*THE REQUEST:* Locate the string "bermain" in the listing below. Copy every line where it is found.

*SUPPLIED RECORDS:*
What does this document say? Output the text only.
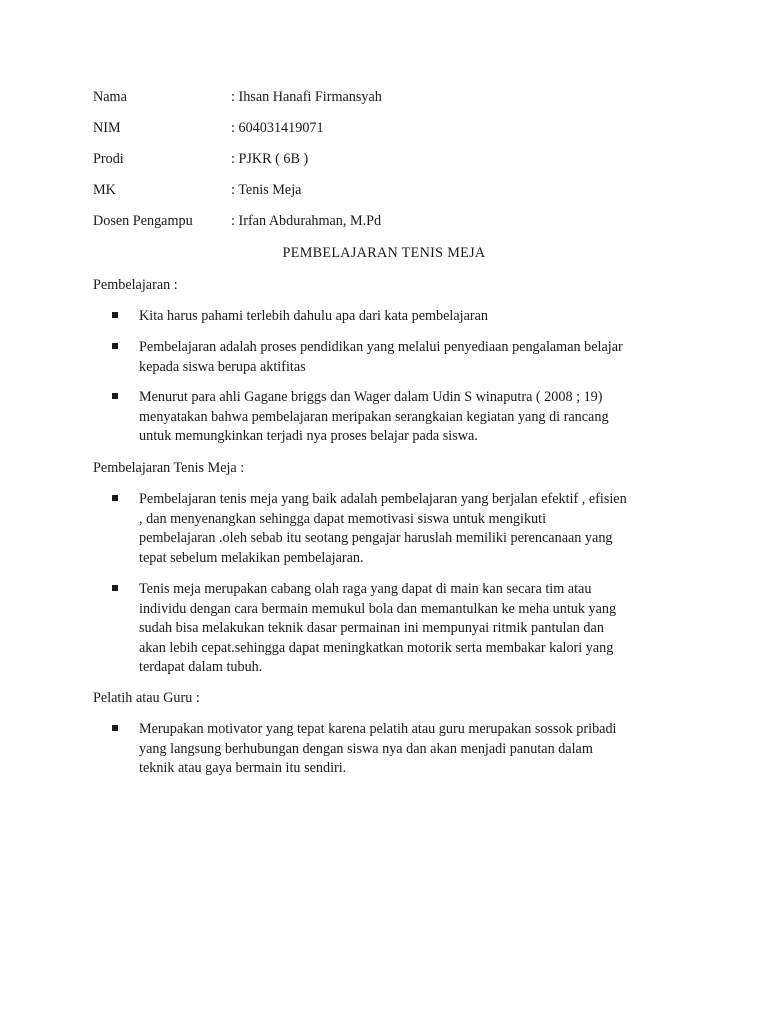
Nama	: Ihsan Hanafi Firmansyah
NIM	: 604031419071
Prodi	: PJKR ( 6B )
MK	: Tenis Meja
Dosen Pengampu	: Irfan Abdurahman, M.Pd
PEMBELAJARAN TENIS MEJA
Pembelajaran :
Kita harus pahami terlebih dahulu apa dari kata pembelajaran
Pembelajaran adalah proses pendidikan yang melalui penyediaan pengalaman belajar
kepada siswa berupa aktifitas
Menurut para ahli Gagane briggs dan Wager dalam Udin S winaputra ( 2008 ; 19)
menyatakan bahwa pembelajaran meripakan serangkaian kegiatan yang di rancang
untuk memungkinkan terjadi nya proses belajar pada siswa.
Pembelajaran Tenis Meja :
Pembelajaran tenis meja yang baik adalah pembelajaran yang berjalan efektif , efisien
, dan menyenangkan sehingga dapat memotivasi siswa untuk mengikuti
pembelajaran .oleh sebab itu seotang pengajar haruslah memiliki perencanaan yang
tepat sebelum melakikan pembelajaran.
Tenis meja merupakan cabang olah raga yang dapat di main kan secara tim atau
individu dengan cara bermain memukul bola dan memantulkan ke meha untuk yang
sudah bisa melakukan teknik dasar permainan ini mempunyai ritmik pantulan dan
akan lebih cepat.sehingga dapat meningkatkan motorik serta membakar kalori yang
terdapat dalam tubuh.
Pelatih atau Guru :
Merupakan motivator yang tepat karena pelatih atau guru merupakan sossok pribadi
yang langsung berhubungan dengan siswa nya dan akan menjadi panutan dalam
teknik atau gaya bermain itu sendiri.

*THE ANSWER:*
individu dengan cara bermain memukul bola dan memantulkan ke meha untuk yang
teknik atau gaya bermain itu sendiri.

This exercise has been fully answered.